# STATED PROBLEM
Reproduce all lines of the listing below in which the word "nuova" occurs.

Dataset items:
= = = = = = =

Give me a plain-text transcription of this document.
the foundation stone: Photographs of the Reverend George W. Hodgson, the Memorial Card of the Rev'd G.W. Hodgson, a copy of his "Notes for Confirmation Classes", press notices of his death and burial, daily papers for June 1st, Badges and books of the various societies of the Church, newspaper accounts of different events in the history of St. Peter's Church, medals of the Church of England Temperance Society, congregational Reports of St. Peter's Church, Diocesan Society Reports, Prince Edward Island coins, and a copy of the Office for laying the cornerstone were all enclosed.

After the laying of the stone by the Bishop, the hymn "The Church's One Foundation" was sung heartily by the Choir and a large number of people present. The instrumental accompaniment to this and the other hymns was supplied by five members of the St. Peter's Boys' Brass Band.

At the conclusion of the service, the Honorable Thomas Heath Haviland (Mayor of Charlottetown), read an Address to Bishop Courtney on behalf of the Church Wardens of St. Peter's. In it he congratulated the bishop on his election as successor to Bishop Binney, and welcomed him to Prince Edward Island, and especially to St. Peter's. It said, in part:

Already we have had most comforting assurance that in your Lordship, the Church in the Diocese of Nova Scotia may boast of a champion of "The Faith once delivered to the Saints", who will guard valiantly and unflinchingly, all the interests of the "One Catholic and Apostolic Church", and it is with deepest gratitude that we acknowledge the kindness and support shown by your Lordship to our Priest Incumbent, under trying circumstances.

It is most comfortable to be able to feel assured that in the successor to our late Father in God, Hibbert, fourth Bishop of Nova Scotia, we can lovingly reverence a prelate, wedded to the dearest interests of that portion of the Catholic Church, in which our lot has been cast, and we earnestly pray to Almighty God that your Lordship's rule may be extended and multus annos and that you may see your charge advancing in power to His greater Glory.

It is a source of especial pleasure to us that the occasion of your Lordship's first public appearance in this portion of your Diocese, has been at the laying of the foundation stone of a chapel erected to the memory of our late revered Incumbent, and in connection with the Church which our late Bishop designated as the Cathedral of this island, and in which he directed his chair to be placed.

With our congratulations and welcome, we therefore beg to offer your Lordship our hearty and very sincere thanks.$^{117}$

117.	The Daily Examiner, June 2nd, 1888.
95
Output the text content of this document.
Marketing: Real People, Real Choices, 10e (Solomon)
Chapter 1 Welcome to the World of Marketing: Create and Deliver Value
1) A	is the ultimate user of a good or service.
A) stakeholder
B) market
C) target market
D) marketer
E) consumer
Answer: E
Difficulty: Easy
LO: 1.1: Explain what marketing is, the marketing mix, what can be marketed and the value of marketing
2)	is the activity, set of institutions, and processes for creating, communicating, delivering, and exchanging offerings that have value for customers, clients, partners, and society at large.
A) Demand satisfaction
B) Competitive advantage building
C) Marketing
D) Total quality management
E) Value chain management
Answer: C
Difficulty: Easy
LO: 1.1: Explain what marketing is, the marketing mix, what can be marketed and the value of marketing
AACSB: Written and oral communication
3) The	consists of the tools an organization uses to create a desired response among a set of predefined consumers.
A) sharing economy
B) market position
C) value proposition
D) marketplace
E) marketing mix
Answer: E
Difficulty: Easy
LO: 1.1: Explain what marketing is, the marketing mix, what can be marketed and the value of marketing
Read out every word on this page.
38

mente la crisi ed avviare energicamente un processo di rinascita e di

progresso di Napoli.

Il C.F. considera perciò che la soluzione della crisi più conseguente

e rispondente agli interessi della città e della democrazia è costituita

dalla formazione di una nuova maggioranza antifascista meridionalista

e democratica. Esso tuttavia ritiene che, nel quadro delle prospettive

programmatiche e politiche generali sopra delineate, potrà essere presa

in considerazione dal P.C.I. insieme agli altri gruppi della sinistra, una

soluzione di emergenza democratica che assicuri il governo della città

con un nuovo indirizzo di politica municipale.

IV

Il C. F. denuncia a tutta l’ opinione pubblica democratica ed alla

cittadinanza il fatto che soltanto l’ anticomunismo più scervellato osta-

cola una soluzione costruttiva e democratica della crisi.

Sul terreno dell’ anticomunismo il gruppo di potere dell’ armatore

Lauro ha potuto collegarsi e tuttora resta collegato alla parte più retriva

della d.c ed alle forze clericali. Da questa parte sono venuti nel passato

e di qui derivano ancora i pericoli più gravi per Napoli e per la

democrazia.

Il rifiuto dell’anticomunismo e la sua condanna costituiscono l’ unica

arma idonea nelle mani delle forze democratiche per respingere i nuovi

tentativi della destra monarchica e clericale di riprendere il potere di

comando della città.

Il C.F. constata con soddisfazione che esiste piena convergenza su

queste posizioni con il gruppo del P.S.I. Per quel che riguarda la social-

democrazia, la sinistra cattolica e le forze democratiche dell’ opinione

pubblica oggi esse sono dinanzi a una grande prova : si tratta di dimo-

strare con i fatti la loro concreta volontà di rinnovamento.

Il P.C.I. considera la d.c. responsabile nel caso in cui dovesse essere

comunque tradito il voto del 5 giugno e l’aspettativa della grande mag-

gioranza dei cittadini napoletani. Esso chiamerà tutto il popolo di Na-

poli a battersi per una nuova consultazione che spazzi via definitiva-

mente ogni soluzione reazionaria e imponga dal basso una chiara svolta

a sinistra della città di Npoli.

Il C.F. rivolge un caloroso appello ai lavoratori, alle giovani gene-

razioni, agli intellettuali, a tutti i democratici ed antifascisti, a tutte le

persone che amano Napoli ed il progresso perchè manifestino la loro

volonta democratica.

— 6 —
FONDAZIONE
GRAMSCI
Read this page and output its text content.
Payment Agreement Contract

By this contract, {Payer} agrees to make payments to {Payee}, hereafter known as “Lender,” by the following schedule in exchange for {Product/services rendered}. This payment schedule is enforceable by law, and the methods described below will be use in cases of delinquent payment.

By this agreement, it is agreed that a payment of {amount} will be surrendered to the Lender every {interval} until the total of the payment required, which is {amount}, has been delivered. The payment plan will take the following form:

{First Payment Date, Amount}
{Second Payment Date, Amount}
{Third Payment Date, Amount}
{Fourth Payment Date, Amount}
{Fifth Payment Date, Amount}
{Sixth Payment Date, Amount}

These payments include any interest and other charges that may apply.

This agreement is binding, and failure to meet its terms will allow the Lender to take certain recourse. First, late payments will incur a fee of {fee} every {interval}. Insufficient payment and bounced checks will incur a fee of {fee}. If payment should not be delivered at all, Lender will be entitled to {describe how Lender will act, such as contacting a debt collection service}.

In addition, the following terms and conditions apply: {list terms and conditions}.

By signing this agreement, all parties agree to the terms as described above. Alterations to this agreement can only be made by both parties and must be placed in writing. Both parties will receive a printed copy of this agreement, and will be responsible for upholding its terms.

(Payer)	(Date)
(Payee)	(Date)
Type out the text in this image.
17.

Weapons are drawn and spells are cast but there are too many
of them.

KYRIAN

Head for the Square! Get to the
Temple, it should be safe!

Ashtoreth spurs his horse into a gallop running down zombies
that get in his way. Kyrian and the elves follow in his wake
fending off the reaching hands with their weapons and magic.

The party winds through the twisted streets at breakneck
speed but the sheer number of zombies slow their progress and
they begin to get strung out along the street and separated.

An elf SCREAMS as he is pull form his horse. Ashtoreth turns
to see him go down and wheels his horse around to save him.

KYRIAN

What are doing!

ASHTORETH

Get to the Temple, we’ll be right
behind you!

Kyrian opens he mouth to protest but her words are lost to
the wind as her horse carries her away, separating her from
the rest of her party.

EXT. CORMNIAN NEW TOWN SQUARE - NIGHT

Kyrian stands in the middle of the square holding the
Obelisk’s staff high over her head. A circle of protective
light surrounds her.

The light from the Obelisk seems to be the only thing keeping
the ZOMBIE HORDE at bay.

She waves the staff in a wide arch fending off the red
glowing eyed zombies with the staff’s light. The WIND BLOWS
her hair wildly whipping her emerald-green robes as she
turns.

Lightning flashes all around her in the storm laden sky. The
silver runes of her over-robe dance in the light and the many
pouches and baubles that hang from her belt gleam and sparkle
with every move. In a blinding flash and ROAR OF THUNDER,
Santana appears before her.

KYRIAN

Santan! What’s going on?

= = = = = = =

# RESPONSE BELOW
dalla formazione di una nuova maggioranza antifascista meridionalista
poli a battersi per una nuova consultazione che spazzi via definitiva-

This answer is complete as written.